# Band Promo - Irvine



## Unrestrained Focus (Jul 18, 2009)

I just finished a band promo shoot this evening.  It's a band that I've shot twice before, but they keep getting new bassists.  They haven't picked out the ones they want edited yet, but I picked a couple out that looked all right just to see how they turned out.

I the first one, it's the first time I've up-lit anyone before.  I basically took the strobe off its tripod and laid it on the ground.  I thought it would make them look too creepy, but I like the way it turned out.  If they like this one, I may take the tree branches out.

1.






I love old abandoned houses.  This one was particularly nasty.  This was pretty much the only room we could even get into.  We swore we kept hearing the sound of a swarm of bees somewhere nearby.  We were constantly on the lookout for rats and snakes.  But we persevered with no incidents.  

2.


----------



## HeY iTs ScOTtY (Jul 18, 2009)

lol cool pics i have a band shoot coming up next week, its gonna be interesting to say the least.


----------



## Grace Mendoza (Jul 19, 2009)

I love abandoned places, so I know what you mean about it being nasty but the photos are worth it in the end. The first photo, was a little over done on the post production but the second photo is much better. Glad you didn't run into rats and roaches.

Best wishes,

- Grace


----------



## ddeerreekk (Jul 20, 2009)

How do you find/get into abandoned places? I've been looking to do something similar for a photoshoot but don't know where to start.


----------



## Unrestrained Focus (Jul 20, 2009)

There's a lot of them in Eastern North Carolina.  This one was on the drummer's property, so we didn't have to worry about trespassing.  But I've shot at a few with no trespassing signs.  I've just driven around the country, especially near old tobacco fields and found them.


----------

------------------------------------

* **TASK INSTRUCTIONS**:
[A] Write out the band promo thread between "## Grace Mendoza" and "ddeerreekk (Jul 20, 2009)", inclusive, swapping "roaches" for "spiders".
[B] Render this sentence from the band promo thread in Spanish: "We were constantly on the lookout for rats and snakes."
The records have no connection to the band promo thread.

------------------------------------

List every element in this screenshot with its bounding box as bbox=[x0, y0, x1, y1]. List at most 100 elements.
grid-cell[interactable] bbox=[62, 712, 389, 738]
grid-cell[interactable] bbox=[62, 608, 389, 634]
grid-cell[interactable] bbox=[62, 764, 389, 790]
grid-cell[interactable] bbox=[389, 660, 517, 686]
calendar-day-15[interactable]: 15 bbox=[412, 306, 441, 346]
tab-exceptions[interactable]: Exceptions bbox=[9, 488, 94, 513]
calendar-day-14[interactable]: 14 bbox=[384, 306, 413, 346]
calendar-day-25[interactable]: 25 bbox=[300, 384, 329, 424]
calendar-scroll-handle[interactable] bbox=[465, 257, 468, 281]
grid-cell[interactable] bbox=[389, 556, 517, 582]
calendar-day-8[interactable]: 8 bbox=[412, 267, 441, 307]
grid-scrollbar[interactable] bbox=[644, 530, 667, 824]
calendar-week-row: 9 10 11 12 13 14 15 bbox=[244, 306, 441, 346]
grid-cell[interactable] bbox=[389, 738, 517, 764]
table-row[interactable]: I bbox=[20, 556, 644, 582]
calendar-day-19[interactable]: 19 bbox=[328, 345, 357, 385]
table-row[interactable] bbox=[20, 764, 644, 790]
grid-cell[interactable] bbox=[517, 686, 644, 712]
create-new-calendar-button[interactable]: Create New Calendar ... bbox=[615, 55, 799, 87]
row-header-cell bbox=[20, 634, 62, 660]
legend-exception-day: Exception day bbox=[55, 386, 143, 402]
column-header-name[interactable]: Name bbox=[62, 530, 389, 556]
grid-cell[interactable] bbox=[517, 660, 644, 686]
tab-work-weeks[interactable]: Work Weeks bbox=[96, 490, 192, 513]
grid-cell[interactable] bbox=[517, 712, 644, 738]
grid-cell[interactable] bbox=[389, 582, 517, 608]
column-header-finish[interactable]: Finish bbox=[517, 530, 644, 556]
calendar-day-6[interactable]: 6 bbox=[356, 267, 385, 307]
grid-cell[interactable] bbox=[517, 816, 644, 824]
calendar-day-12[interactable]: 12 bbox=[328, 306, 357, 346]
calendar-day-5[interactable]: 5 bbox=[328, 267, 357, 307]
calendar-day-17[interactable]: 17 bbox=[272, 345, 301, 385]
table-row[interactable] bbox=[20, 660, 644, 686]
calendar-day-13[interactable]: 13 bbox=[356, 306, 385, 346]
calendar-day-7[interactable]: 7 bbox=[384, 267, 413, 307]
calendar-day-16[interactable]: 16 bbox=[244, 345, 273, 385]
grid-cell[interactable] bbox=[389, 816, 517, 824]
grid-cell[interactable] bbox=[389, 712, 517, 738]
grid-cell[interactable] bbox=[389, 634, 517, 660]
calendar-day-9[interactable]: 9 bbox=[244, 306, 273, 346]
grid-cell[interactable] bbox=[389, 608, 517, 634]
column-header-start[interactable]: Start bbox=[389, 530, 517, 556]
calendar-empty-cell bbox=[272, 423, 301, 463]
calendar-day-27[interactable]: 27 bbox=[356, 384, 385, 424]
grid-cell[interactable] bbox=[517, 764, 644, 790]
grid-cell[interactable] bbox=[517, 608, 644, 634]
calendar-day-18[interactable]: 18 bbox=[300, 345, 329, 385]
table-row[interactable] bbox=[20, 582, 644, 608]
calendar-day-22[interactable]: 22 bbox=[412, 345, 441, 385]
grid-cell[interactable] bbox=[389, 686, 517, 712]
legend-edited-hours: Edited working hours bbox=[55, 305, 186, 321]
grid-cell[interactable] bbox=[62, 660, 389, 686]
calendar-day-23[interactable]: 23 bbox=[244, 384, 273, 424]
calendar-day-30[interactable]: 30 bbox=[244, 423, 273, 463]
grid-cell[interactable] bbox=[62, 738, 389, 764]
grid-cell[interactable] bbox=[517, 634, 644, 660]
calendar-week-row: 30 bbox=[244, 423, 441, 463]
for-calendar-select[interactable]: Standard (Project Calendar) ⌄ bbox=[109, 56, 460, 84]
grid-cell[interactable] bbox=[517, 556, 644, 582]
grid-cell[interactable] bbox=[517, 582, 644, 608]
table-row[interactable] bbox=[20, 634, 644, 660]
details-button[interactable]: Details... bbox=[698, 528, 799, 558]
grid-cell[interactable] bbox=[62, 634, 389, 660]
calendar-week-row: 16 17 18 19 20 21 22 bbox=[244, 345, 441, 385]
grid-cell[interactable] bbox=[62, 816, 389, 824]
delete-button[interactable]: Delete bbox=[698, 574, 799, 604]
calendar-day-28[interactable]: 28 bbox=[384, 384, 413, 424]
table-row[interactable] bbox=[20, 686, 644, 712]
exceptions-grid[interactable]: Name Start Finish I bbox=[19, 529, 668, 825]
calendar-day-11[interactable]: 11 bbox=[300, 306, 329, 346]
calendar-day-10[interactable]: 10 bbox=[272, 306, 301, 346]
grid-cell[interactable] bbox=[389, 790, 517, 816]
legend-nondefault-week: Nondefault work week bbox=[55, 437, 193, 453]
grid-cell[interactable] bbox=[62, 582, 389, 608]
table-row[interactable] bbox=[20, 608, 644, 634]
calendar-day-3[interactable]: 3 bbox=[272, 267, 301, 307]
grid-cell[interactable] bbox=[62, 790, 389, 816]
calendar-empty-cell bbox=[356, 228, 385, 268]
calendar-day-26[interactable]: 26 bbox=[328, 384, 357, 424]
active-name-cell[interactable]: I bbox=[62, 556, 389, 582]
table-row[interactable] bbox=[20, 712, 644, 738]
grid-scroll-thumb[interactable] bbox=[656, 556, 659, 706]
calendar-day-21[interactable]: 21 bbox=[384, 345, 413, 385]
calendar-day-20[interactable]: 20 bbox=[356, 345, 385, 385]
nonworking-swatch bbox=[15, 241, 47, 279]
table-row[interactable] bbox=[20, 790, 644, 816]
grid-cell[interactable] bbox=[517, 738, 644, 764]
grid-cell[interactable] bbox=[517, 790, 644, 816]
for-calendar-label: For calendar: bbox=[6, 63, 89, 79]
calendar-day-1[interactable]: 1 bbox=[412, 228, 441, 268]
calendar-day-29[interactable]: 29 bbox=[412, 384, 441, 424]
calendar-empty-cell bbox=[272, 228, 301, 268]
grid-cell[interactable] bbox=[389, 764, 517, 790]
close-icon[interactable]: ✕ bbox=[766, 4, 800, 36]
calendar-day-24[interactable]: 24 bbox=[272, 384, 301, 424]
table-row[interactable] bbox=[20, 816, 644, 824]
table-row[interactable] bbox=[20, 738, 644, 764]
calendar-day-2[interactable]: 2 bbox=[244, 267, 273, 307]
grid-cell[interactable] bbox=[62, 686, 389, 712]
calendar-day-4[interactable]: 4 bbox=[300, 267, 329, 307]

------------------------------------

* **EXERCISE RESULTS**:
[A]
## Grace Mendoza (Jul 19, 2009)

I love abandoned places, so I know what you mean about it being nasty but the photos are worth it in the end. The first photo, was a little over done on the post production but the second photo is much better. Glad you didn't run into rats and spiders.

Best wishes,

- Grace


----------



## ddeerreekk (Jul 20, 2009)

[B] Estábamos constantemente atentos a las ratas y las serpientes.